Task instructions: Work through the records below and tally every line containing "函数的表示方法". Reply with the total alone.

* BEGIN Provided records *

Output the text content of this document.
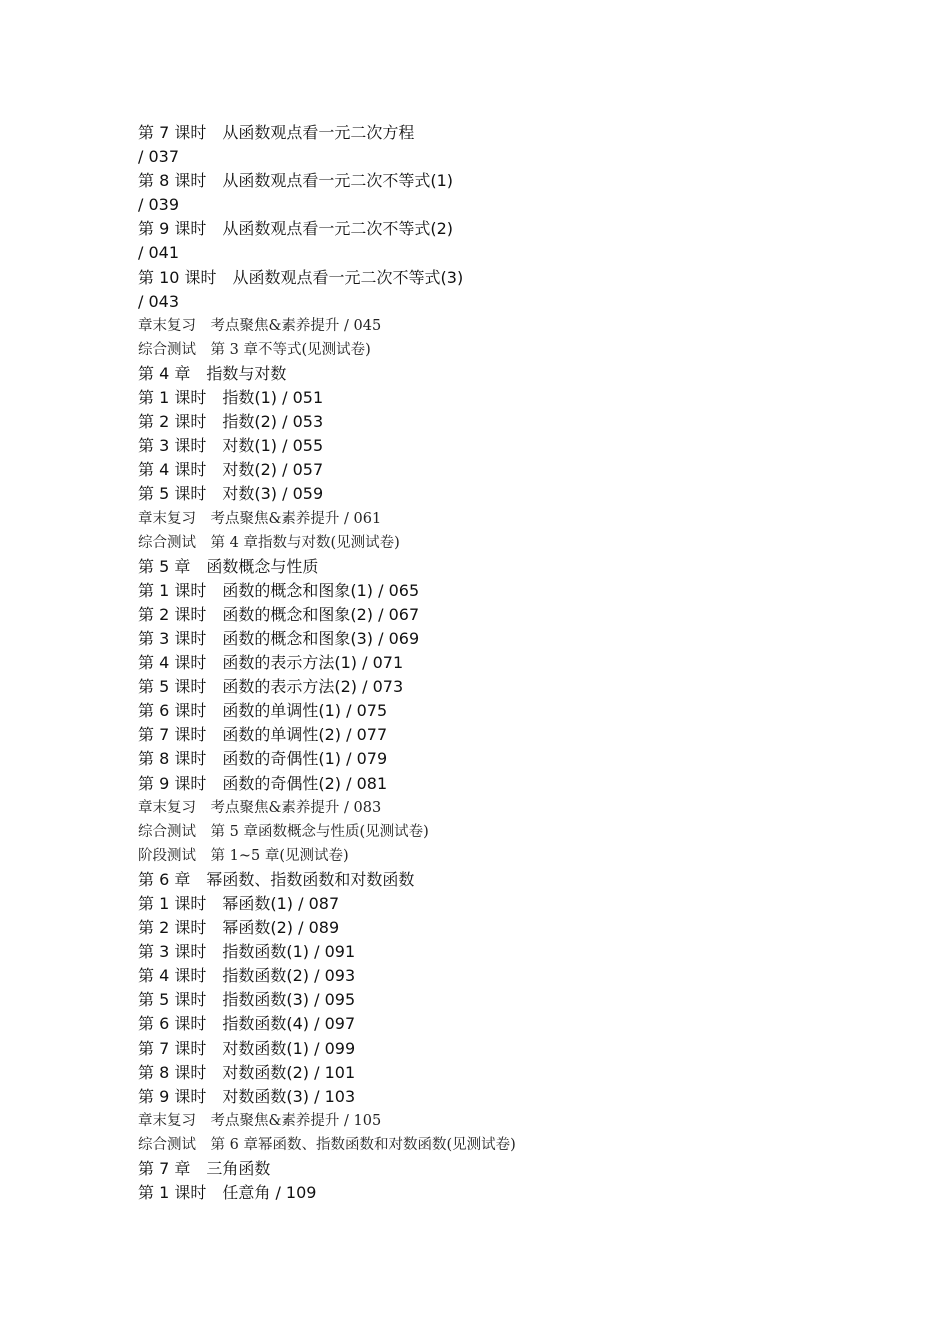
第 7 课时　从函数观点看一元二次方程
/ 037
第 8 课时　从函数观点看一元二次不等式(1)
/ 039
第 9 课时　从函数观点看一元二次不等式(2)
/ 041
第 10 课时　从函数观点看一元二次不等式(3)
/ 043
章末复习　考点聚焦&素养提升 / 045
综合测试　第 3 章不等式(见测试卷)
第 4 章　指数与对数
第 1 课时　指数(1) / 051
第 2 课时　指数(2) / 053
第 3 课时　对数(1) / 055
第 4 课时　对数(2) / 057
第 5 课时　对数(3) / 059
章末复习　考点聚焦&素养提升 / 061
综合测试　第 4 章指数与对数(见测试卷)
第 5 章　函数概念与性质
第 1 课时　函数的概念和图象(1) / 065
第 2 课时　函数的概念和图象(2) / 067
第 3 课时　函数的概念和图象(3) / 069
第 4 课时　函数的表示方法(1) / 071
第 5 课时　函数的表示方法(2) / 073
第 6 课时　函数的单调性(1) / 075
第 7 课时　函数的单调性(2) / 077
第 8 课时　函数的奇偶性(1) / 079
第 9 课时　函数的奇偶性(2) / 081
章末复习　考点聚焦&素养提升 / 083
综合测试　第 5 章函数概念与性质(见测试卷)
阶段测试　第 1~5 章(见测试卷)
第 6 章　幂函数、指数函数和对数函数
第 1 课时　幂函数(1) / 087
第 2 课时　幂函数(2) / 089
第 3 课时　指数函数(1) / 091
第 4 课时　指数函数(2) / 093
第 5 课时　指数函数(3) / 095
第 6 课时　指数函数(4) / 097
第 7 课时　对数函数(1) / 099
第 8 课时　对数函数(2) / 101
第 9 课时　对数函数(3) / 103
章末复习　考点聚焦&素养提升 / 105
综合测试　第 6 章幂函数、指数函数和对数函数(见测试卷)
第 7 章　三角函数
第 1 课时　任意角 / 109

* END Provided records *
* BEGIN Provided records *

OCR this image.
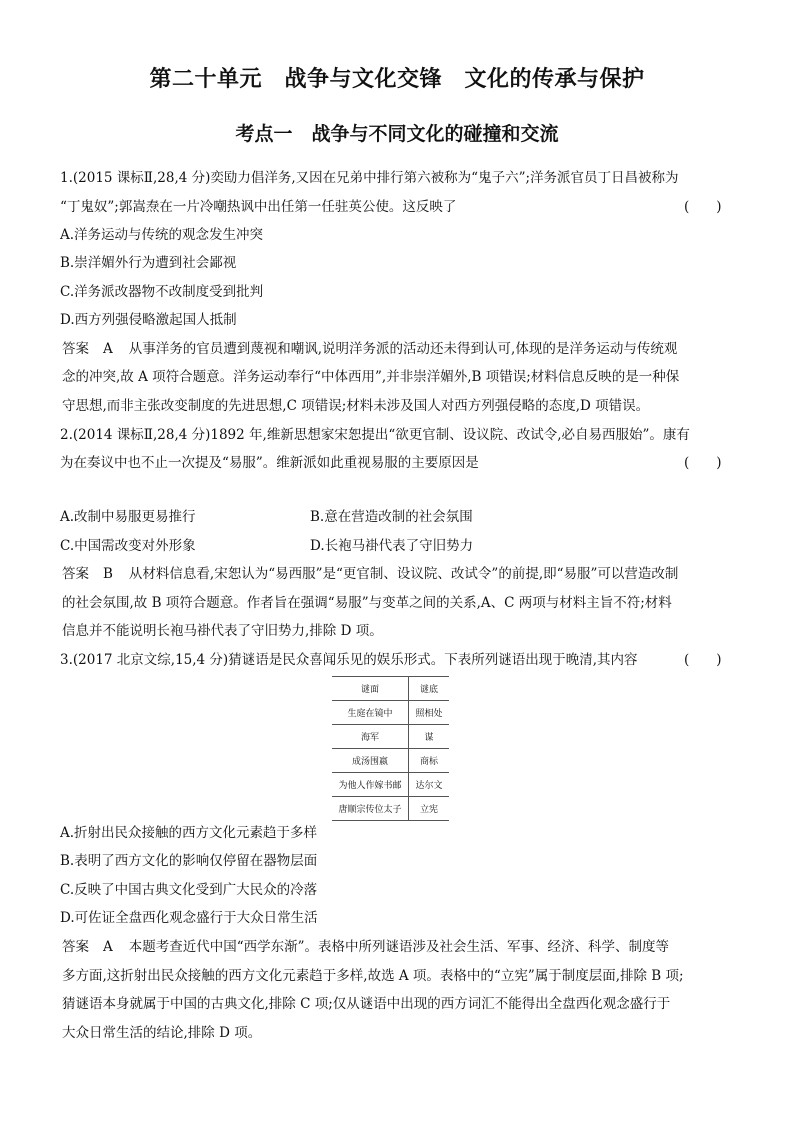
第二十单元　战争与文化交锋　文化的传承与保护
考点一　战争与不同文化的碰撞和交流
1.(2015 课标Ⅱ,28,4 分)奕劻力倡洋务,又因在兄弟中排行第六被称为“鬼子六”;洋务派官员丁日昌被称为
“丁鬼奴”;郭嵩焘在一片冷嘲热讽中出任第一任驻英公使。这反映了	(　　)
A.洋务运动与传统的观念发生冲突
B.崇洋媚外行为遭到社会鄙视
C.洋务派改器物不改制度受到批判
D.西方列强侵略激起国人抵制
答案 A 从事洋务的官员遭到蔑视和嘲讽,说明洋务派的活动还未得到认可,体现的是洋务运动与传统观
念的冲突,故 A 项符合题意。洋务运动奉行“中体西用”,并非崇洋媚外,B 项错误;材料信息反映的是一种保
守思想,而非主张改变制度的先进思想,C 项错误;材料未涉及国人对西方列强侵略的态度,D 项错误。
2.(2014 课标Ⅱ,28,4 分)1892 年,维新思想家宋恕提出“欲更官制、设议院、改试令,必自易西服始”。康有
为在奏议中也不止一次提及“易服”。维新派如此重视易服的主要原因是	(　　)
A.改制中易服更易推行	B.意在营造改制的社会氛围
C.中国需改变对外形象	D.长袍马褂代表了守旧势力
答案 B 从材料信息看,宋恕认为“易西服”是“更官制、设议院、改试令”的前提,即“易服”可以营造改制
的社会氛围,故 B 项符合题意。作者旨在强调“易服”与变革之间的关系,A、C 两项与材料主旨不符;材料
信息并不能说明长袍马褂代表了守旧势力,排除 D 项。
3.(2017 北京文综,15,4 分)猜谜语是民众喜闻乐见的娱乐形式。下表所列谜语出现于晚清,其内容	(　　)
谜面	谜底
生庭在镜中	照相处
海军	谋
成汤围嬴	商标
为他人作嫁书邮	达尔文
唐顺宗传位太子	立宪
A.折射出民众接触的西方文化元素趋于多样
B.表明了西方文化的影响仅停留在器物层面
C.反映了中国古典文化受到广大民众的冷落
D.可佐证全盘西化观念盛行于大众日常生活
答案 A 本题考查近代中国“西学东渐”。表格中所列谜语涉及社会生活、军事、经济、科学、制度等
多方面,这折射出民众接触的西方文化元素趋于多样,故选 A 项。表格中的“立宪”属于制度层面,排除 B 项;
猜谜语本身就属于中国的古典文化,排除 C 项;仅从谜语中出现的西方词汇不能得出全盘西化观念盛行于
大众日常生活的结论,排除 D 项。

* END Provided records *
* BEGIN Provided records *

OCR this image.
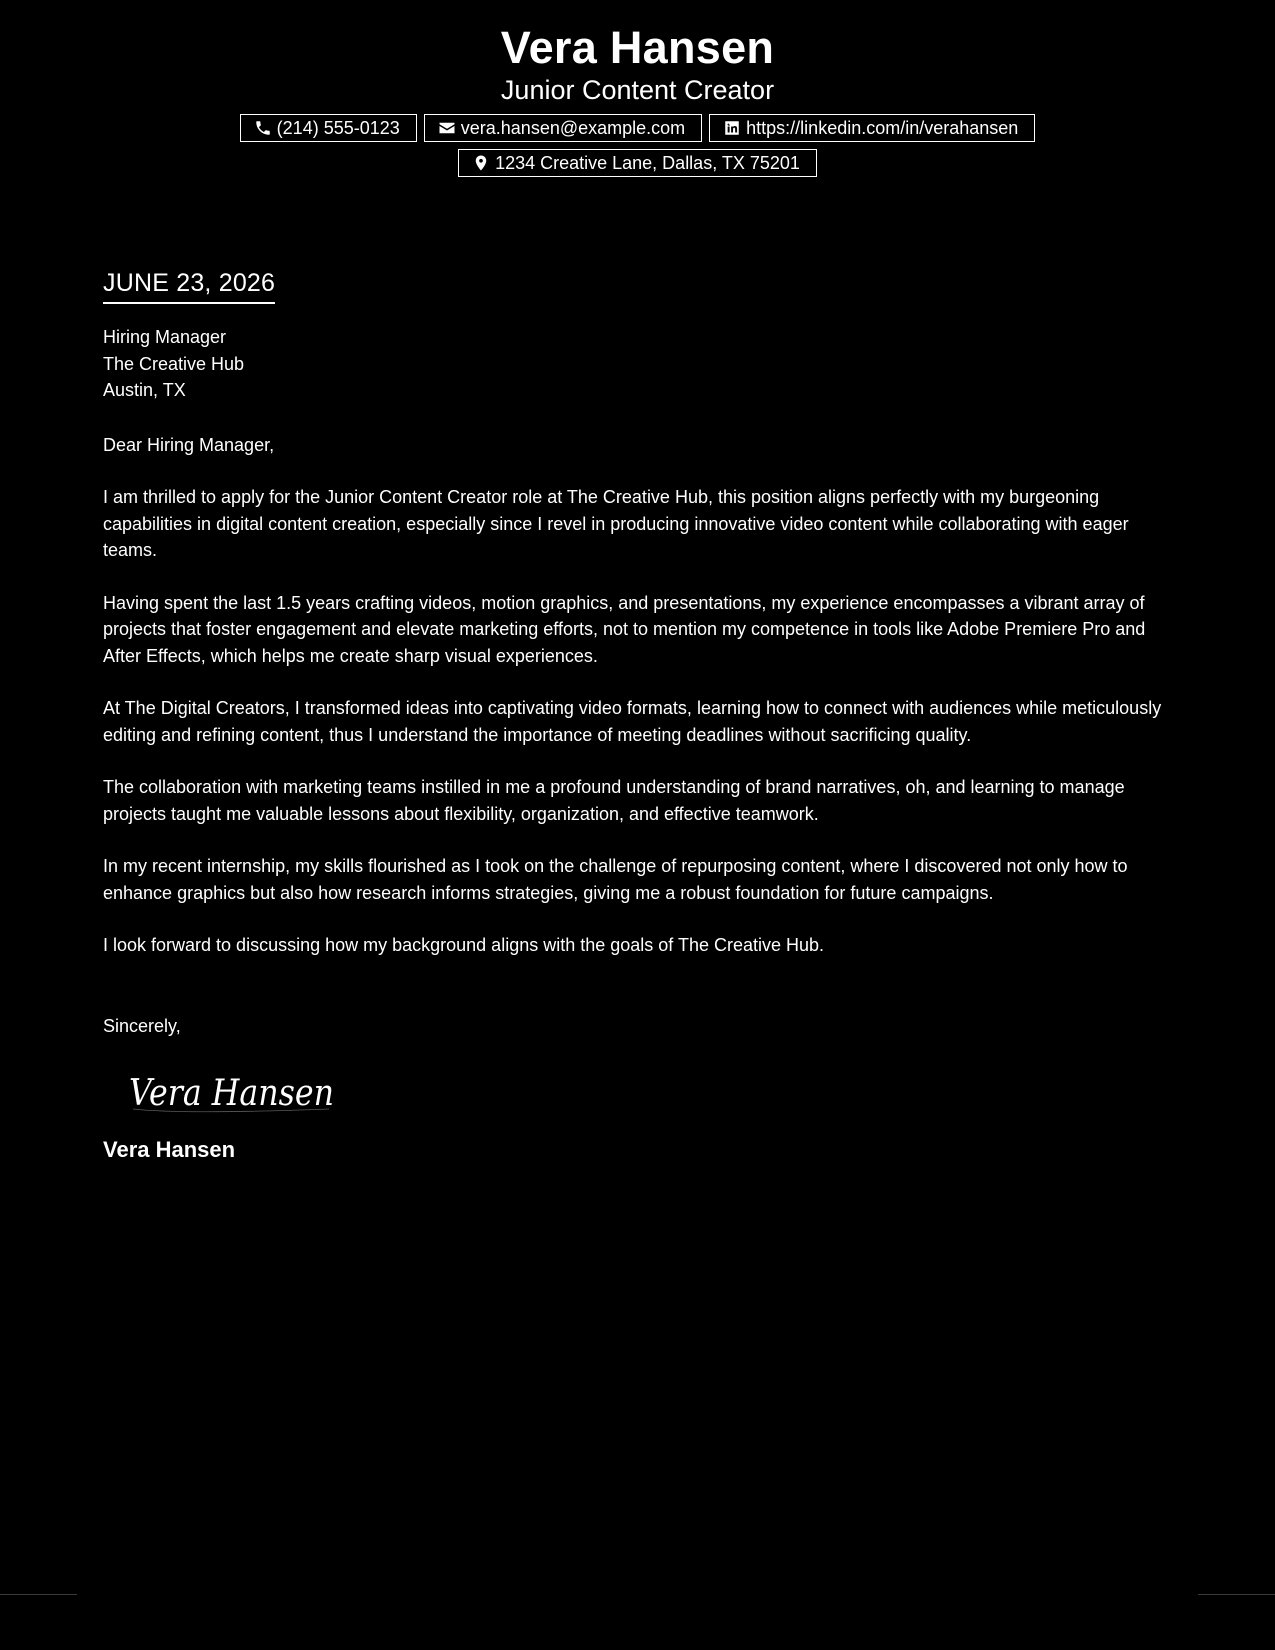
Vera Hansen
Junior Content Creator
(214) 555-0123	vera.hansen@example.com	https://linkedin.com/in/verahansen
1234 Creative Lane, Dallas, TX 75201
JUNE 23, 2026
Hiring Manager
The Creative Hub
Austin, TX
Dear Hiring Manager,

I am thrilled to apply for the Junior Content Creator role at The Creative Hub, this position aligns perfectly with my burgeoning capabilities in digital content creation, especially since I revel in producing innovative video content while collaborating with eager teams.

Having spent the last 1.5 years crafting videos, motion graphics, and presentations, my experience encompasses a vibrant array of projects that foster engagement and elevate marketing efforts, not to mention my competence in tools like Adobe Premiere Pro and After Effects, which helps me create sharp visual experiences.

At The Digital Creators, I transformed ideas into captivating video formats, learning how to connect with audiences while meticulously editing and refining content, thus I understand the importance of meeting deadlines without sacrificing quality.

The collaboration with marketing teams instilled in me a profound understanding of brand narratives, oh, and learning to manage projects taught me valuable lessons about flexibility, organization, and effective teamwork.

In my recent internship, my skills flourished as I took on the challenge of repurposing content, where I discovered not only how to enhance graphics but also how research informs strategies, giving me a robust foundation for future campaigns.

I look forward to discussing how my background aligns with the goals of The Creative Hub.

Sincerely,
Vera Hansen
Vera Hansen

* END Provided records *

Final result: 2